(Structured figure records)
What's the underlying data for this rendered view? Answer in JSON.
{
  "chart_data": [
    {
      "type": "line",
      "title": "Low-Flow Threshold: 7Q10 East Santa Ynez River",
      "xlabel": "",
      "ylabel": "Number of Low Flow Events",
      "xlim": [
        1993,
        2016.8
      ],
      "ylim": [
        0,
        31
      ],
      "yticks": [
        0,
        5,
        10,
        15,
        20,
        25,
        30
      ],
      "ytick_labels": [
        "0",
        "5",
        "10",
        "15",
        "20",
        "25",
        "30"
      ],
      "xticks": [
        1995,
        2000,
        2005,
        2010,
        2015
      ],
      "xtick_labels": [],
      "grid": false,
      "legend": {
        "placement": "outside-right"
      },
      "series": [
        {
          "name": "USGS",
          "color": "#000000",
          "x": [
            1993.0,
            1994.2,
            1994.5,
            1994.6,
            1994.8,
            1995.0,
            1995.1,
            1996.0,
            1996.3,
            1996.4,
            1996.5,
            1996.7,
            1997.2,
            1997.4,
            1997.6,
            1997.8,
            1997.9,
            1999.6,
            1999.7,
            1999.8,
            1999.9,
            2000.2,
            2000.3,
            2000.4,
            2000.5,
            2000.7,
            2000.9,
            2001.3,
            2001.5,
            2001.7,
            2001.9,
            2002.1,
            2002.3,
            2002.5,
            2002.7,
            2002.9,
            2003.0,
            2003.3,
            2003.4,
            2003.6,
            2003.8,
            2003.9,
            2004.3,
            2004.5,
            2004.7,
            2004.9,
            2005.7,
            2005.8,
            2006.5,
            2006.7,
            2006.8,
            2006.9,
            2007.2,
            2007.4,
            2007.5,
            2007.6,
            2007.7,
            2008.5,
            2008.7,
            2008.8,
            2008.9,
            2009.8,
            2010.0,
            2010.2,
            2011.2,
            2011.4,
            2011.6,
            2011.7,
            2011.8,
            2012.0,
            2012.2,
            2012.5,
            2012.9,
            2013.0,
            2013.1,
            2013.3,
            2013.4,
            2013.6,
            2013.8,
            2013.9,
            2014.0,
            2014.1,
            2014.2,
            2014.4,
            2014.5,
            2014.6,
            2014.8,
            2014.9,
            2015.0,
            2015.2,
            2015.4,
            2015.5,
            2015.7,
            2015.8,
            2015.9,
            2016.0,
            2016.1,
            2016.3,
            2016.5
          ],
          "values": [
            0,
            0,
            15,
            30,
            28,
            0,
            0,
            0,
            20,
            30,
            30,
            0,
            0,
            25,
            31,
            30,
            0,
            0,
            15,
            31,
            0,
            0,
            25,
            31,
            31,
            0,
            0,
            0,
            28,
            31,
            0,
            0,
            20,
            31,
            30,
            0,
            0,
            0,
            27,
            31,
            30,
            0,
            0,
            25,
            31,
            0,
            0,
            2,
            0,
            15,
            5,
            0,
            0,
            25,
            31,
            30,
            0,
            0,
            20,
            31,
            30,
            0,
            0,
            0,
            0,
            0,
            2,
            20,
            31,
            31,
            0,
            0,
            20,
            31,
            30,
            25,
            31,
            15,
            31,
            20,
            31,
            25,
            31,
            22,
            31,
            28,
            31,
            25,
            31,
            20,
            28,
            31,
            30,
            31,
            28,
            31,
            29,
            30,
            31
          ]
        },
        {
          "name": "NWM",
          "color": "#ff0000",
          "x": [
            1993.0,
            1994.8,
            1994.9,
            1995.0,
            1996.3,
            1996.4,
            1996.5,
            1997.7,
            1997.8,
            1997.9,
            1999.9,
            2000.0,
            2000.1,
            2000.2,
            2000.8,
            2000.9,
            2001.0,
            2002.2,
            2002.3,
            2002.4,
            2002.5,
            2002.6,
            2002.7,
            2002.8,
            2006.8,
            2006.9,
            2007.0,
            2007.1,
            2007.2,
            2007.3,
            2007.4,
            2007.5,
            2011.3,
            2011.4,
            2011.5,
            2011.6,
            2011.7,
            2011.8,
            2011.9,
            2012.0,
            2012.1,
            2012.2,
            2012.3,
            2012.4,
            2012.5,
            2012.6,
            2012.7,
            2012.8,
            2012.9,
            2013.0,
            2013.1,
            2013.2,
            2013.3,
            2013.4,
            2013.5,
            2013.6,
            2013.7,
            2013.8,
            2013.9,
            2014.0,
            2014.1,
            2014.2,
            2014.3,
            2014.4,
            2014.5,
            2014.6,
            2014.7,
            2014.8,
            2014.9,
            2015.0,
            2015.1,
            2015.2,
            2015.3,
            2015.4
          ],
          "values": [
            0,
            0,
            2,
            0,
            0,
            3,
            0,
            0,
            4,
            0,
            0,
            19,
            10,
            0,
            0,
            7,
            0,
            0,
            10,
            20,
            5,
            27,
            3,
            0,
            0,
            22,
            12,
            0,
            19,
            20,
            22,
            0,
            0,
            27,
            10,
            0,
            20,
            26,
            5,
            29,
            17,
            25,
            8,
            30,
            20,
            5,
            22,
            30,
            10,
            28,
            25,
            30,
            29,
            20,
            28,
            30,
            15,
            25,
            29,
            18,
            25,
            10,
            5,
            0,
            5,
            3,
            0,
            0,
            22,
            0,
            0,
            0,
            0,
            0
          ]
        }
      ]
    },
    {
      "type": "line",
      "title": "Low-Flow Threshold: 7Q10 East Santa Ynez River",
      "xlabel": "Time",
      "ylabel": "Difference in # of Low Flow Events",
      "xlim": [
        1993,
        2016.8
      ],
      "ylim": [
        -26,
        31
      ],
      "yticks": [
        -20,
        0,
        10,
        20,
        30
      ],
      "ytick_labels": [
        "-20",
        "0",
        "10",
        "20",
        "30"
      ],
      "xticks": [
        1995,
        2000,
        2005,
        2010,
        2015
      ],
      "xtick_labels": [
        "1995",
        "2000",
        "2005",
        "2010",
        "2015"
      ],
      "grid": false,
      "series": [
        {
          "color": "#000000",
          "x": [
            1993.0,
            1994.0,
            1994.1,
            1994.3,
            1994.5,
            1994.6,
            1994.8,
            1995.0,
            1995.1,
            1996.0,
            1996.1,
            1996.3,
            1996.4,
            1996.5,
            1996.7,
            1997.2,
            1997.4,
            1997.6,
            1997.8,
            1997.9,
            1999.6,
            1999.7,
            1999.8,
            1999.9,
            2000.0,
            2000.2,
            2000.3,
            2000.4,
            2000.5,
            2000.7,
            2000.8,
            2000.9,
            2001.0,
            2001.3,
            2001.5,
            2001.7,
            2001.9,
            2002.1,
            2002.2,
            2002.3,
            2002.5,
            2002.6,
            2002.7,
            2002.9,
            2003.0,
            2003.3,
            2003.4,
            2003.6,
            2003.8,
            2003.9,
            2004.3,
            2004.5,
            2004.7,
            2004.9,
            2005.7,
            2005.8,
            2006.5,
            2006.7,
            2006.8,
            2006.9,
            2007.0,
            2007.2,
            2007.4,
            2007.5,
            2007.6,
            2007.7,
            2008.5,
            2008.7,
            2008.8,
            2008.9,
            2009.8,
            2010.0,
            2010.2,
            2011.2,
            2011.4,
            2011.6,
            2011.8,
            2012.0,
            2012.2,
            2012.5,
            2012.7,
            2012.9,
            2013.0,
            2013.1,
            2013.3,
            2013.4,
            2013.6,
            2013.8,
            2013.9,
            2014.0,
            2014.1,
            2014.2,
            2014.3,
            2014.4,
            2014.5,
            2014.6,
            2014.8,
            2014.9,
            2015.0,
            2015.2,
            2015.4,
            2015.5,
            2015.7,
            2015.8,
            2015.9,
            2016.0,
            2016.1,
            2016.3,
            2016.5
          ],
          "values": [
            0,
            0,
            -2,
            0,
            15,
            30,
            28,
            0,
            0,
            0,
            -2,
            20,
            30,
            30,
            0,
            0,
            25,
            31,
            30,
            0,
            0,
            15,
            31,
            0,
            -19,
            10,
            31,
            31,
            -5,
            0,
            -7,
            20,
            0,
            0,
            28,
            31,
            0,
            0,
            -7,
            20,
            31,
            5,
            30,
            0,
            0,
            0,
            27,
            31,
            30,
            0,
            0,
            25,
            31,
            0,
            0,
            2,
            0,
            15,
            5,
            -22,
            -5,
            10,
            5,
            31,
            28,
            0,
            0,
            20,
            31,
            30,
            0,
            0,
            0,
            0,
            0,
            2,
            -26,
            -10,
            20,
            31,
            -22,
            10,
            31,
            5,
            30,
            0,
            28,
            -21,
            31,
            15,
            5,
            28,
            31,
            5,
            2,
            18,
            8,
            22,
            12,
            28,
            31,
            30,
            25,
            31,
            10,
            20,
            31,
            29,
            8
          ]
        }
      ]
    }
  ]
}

• _What you need to do_
Show all lines from the records above where the word "ylabel" occurs.

• _Reply_
      "ylabel": "Number of Low Flow Events",
      "ylabel": "Difference in # of Low Flow Events",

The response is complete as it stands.